**EXERCISE TASK A:** In the pheasant-pen thread, how much space per bird does big_fish say is needed?

**EXTRACT TO READ:**
┌────────

# Getting started



## LilSiman/Medina (Nov 30, 2010)

Tomorrow me and my buddy are cleaning out the old chicken coop and setting it up for pheasant. We're setting it up for 40-50 pheasants. The outside pen is gonna be pretty decent size and the inside is 10x15 feet.


----------



## T-180 (Oct 18, 2005)

How big is the outside (length,width, height), those birds need room to flap their wings & to get away from each other. Are these birds to set free at a fairly young age or to set for hunting ??


----------



## big_fish (Dec 21, 2004)

You need 10sq ft per bird total or they will start pecking the backs and tails of each other. You can out blinders on them or clip their beak a little on top also dont forget you need a permit and band from the state. They have 3 different permits 

Outdoor Hub mobile, the outdoor information engine


----------



## LilSiman/Medina (Nov 30, 2010)

We're gonna try to let some go early then set some for hunting and then we'll let some hens go laste winter when it's warming up. I already talked about this on a differnt post but I'm finally getting around to it.

Sent from my BlackBerry 8530 using Tapatalk


----------



## claytonhaske (Apr 16, 2010)

Another good option is a pheasant surrogator.


----------

└────────

**EXERCISE TASK B:** Reproduce everything from the start of the entries down to and including the line containing "366, 1023, 434]", changing "tool-wear-region" to "tool-wear-zone" and leaving all else as is.

**RECORDS SUPPLIED:**
┌────────

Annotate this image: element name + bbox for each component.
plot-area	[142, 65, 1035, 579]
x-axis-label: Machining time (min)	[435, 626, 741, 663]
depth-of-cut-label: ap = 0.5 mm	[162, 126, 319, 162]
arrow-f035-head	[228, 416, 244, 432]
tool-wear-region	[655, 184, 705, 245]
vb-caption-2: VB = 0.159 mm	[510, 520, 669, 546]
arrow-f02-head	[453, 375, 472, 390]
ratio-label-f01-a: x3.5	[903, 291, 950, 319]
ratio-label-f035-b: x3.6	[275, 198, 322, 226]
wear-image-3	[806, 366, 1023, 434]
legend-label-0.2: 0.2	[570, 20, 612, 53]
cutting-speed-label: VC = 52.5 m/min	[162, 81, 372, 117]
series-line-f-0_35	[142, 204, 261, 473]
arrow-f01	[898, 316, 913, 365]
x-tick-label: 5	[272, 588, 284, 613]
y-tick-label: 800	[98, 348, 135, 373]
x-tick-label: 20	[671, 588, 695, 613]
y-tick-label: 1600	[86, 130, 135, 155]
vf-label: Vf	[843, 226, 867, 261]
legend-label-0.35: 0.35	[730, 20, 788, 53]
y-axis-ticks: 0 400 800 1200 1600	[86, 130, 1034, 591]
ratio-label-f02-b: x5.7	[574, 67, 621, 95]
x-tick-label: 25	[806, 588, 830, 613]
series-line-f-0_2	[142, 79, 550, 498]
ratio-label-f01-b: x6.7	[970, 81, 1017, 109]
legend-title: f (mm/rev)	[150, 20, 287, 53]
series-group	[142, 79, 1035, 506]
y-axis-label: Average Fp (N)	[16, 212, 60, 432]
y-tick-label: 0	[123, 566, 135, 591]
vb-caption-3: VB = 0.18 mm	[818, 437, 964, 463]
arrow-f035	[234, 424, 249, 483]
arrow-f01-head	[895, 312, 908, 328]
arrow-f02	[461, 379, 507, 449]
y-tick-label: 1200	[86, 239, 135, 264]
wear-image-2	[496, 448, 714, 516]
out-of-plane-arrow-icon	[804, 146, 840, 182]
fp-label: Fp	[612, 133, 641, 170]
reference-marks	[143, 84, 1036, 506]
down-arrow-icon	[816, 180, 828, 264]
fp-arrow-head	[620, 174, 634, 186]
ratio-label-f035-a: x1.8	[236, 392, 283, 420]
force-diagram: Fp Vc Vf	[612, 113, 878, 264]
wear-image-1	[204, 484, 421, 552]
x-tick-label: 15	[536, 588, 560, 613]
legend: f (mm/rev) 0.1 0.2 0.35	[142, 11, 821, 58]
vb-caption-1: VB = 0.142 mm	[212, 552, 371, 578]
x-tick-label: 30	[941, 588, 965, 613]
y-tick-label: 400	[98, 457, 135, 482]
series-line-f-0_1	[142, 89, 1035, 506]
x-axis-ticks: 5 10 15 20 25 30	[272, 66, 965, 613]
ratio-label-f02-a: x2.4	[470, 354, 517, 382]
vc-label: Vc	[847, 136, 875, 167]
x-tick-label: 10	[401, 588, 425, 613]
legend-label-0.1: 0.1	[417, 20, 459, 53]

└────────

**EXERCISE SOLUTION A:** 10 square feet per bird total.

**EXERCISE SOLUTION B:**
Annotate this image: element name + bbox for each component.
plot-area	[142, 65, 1035, 579]
x-axis-label: Machining time (min)	[435, 626, 741, 663]
depth-of-cut-label: ap = 0.5 mm	[162, 126, 319, 162]
arrow-f035-head	[228, 416, 244, 432]
tool-wear-zone	[655, 184, 705, 245]
vb-caption-2: VB = 0.159 mm	[510, 520, 669, 546]
arrow-f02-head	[453, 375, 472, 390]
ratio-label-f01-a: x3.5	[903, 291, 950, 319]
ratio-label-f035-b: x3.6	[275, 198, 322, 226]
wear-image-3	[806, 366, 1023, 434]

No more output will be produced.